BEGIN Record excerpts
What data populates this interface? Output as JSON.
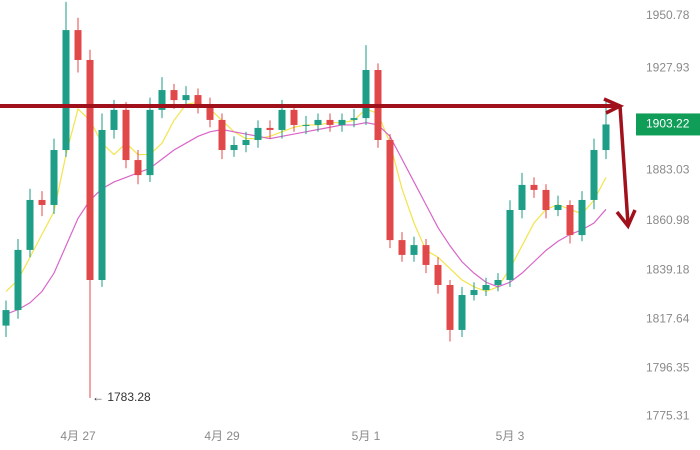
{
  "chart_data": {
    "type": "candlestick",
    "categories": [
      null,
      null,
      null,
      null,
      null,
      null,
      "4月 27",
      null,
      null,
      null,
      null,
      null,
      null,
      null,
      null,
      null,
      null,
      null,
      "4月 29",
      null,
      null,
      null,
      null,
      null,
      null,
      null,
      null,
      null,
      null,
      null,
      "5月 1",
      null,
      null,
      null,
      null,
      null,
      null,
      null,
      null,
      null,
      null,
      null,
      "5月 3",
      null,
      null,
      null,
      null,
      null,
      null,
      null,
      null
    ],
    "open": [
      1815,
      1821.8,
      1848.2,
      1870.1,
      1867.9,
      1892.0,
      1944.6,
      1931.5,
      1835.0,
      1900.8,
      1909.6,
      1887.6,
      1881.0,
      1909.6,
      1918.3,
      1913.9,
      1916.1,
      1911.7,
      1905.2,
      1892.0,
      1894.2,
      1896.4,
      1901.7,
      1900.8,
      1909.6,
      1903.0,
      1903.0,
      1905.2,
      1903.0,
      1905.2,
      1906.0,
      1927.1,
      1896.4,
      1852.5,
      1846.0,
      1850.3,
      1841.6,
      1832.8,
      1813.1,
      1828.4,
      1830.6,
      1832.8,
      1835.0,
      1865.7,
      1876.7,
      1874.5,
      1865.7,
      1867.9,
      1854.7,
      1870.1,
      1892.0
    ],
    "high": [
      1826,
      1853,
      1875,
      1874,
      1897,
      1957,
      1950,
      1936,
      1908,
      1914,
      1913,
      1892,
      1915,
      1924,
      1921,
      1920,
      1919,
      1915,
      1908,
      1898,
      1900,
      1905,
      1905,
      1914,
      1912,
      1907,
      1908,
      1908,
      1908,
      1910,
      1938,
      1930,
      1899,
      1856,
      1854,
      1853,
      1845,
      1835,
      1832,
      1834,
      1836,
      1838,
      1870,
      1882,
      1880,
      1877,
      1872,
      1870,
      1874,
      1897,
      1914
    ],
    "low": [
      1810,
      1818,
      1845,
      1863,
      1864,
      1889,
      1926,
      1783.28,
      1832,
      1897,
      1884,
      1877,
      1878,
      1906,
      1910,
      1911,
      1908,
      1902,
      1888,
      1889,
      1891,
      1893,
      1897,
      1897,
      1900,
      1899,
      1900,
      1900,
      1900,
      1902,
      1903,
      1893,
      1849,
      1843,
      1843,
      1838,
      1829,
      1808,
      1810,
      1826,
      1828,
      1830,
      1832,
      1862,
      1871,
      1862,
      1863,
      1851,
      1852,
      1866,
      1888
    ],
    "close": [
      1821.8,
      1848.2,
      1870.1,
      1867.9,
      1892.0,
      1944.6,
      1931.5,
      1835.0,
      1900.8,
      1909.6,
      1887.6,
      1881.0,
      1909.6,
      1918.3,
      1913.9,
      1916.1,
      1911.7,
      1905.2,
      1892.0,
      1894.2,
      1896.4,
      1901.7,
      1900.8,
      1909.6,
      1903.0,
      1903.0,
      1905.2,
      1903.0,
      1905.2,
      1906.0,
      1927.1,
      1896.4,
      1852.5,
      1846.0,
      1850.3,
      1841.6,
      1832.8,
      1813.1,
      1828.4,
      1830.6,
      1832.8,
      1835.0,
      1865.7,
      1876.7,
      1874.5,
      1865.7,
      1867.9,
      1854.7,
      1870.1,
      1892.0,
      1903.22
    ],
    "up_color": "#1e9e86",
    "down_color": "#e0484a",
    "ma_lines": [
      {
        "color": "#f2e44b",
        "values": [
          1830,
          1835,
          1845,
          1855,
          1865,
          1890,
          1910,
          1905,
          1895,
          1890,
          1895,
          1890,
          1890,
          1895,
          1905,
          1912,
          1913,
          1910,
          1905,
          1900,
          1897,
          1897,
          1898,
          1900,
          1902,
          1903,
          1903,
          1904,
          1904,
          1905,
          1910,
          1908,
          1895,
          1875,
          1860,
          1848,
          1845,
          1840,
          1835,
          1832,
          1830,
          1832,
          1840,
          1850,
          1860,
          1866,
          1868,
          1866,
          1864,
          1870,
          1880
        ]
      },
      {
        "color": "#d966c8",
        "values": [
          1820,
          1822,
          1825,
          1830,
          1838,
          1850,
          1862,
          1870,
          1875,
          1878,
          1880,
          1882,
          1884,
          1888,
          1892,
          1895,
          1898,
          1900,
          1901,
          1900,
          1899,
          1898,
          1897,
          1898,
          1899,
          1900,
          1901,
          1902,
          1903,
          1903,
          1904,
          1903,
          1898,
          1888,
          1878,
          1868,
          1858,
          1850,
          1843,
          1838,
          1834,
          1832,
          1834,
          1838,
          1843,
          1848,
          1852,
          1855,
          1857,
          1860,
          1866
        ]
      }
    ],
    "current_price": 1903.22,
    "current_color": "#0f9d58",
    "annotation": "← 1783.28",
    "ylim": [
      1771.4,
      1957.8
    ],
    "yticks": [
      1950.78,
      1927.93,
      1883.03,
      1860.98,
      1839.18,
      1817.64,
      1796.35,
      1775.31
    ],
    "grid": false
  }
}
END Record excerpts
» Required task
Repeat all of the data above word for word, minus the pictures.

» Correct output
What data populates this interface? Output as JSON.
{
  "chart_data": {
    "type": "candlestick",
    "categories": [
      null,
      null,
      null,
      null,
      null,
      null,
      "4月 27",
      null,
      null,
      null,
      null,
      null,
      null,
      null,
      null,
      null,
      null,
      null,
      "4月 29",
      null,
      null,
      null,
      null,
      null,
      null,
      null,
      null,
      null,
      null,
      null,
      "5月 1",
      null,
      null,
      null,
      null,
      null,
      null,
      null,
      null,
      null,
      null,
      null,
      "5月 3",
      null,
      null,
      null,
      null,
      null,
      null,
      null,
      null
    ],
    "open": [
      1815,
      1821.8,
      1848.2,
      1870.1,
      1867.9,
      1892.0,
      1944.6,
      1931.5,
      1835.0,
      1900.8,
      1909.6,
      1887.6,
      1881.0,
      1909.6,
      1918.3,
      1913.9,
      1916.1,
      1911.7,
      1905.2,
      1892.0,
      1894.2,
      1896.4,
      1901.7,
      1900.8,
      1909.6,
      1903.0,
      1903.0,
      1905.2,
      1903.0,
      1905.2,
      1906.0,
      1927.1,
      1896.4,
      1852.5,
      1846.0,
      1850.3,
      1841.6,
      1832.8,
      1813.1,
      1828.4,
      1830.6,
      1832.8,
      1835.0,
      1865.7,
      1876.7,
      1874.5,
      1865.7,
      1867.9,
      1854.7,
      1870.1,
      1892.0
    ],
    "high": [
      1826,
      1853,
      1875,
      1874,
      1897,
      1957,
      1950,
      1936,
      1908,
      1914,
      1913,
      1892,
      1915,
      1924,
      1921,
      1920,
      1919,
      1915,
      1908,
      1898,
      1900,
      1905,
      1905,
      1914,
      1912,
      1907,
      1908,
      1908,
      1908,
      1910,
      1938,
      1930,
      1899,
      1856,
      1854,
      1853,
      1845,
      1835,
      1832,
      1834,
      1836,
      1838,
      1870,
      1882,
      1880,
      1877,
      1872,
      1870,
      1874,
      1897,
      1914
    ],
    "low": [
      1810,
      1818,
      1845,
      1863,
      1864,
      1889,
      1926,
      1783.28,
      1832,
      1897,
      1884,
      1877,
      1878,
      1906,
      1910,
      1911,
      1908,
      1902,
      1888,
      1889,
      1891,
      1893,
      1897,
      1897,
      1900,
      1899,
      1900,
      1900,
      1900,
      1902,
      1903,
      1893,
      1849,
      1843,
      1843,
      1838,
      1829,
      1808,
      1810,
      1826,
      1828,
      1830,
      1832,
      1862,
      1871,
      1862,
      1863,
      1851,
      1852,
      1866,
      1888
    ],
    "close": [
      1821.8,
      1848.2,
      1870.1,
      1867.9,
      1892.0,
      1944.6,
      1931.5,
      1835.0,
      1900.8,
      1909.6,
      1887.6,
      1881.0,
      1909.6,
      1918.3,
      1913.9,
      1916.1,
      1911.7,
      1905.2,
      1892.0,
      1894.2,
      1896.4,
      1901.7,
      1900.8,
      1909.6,
      1903.0,
      1903.0,
      1905.2,
      1903.0,
      1905.2,
      1906.0,
      1927.1,
      1896.4,
      1852.5,
      1846.0,
      1850.3,
      1841.6,
      1832.8,
      1813.1,
      1828.4,
      1830.6,
      1832.8,
      1835.0,
      1865.7,
      1876.7,
      1874.5,
      1865.7,
      1867.9,
      1854.7,
      1870.1,
      1892.0,
      1903.22
    ],
    "up_color": "#1e9e86",
    "down_color": "#e0484a",
    "ma_lines": [
      {
        "color": "#f2e44b",
        "values": [
          1830,
          1835,
          1845,
          1855,
          1865,
          1890,
          1910,
          1905,
          1895,
          1890,
          1895,
          1890,
          1890,
          1895,
          1905,
          1912,
          1913,
          1910,
          1905,
          1900,
          1897,
          1897,
          1898,
          1900,
          1902,
          1903,
          1903,
          1904,
          1904,
          1905,
          1910,
          1908,
          1895,
          1875,
          1860,
          1848,
          1845,
          1840,
          1835,
          1832,
          1830,
          1832,
          1840,
          1850,
          1860,
          1866,
          1868,
          1866,
          1864,
          1870,
          1880
        ]
      },
      {
        "color": "#d966c8",
        "values": [
          1820,
          1822,
          1825,
          1830,
          1838,
          1850,
          1862,
          1870,
          1875,
          1878,
          1880,
          1882,
          1884,
          1888,
          1892,
          1895,
          1898,
          1900,
          1901,
          1900,
          1899,
          1898,
          1897,
          1898,
          1899,
          1900,
          1901,
          1902,
          1903,
          1903,
          1904,
          1903,
          1898,
          1888,
          1878,
          1868,
          1858,
          1850,
          1843,
          1838,
          1834,
          1832,
          1834,
          1838,
          1843,
          1848,
          1852,
          1855,
          1857,
          1860,
          1866
        ]
      }
    ],
    "current_price": 1903.22,
    "current_color": "#0f9d58",
    "annotation": "← 1783.28",
    "ylim": [
      1771.4,
      1957.8
    ],
    "yticks": [
      1950.78,
      1927.93,
      1883.03,
      1860.98,
      1839.18,
      1817.64,
      1796.35,
      1775.31
    ],
    "grid": false
  }
}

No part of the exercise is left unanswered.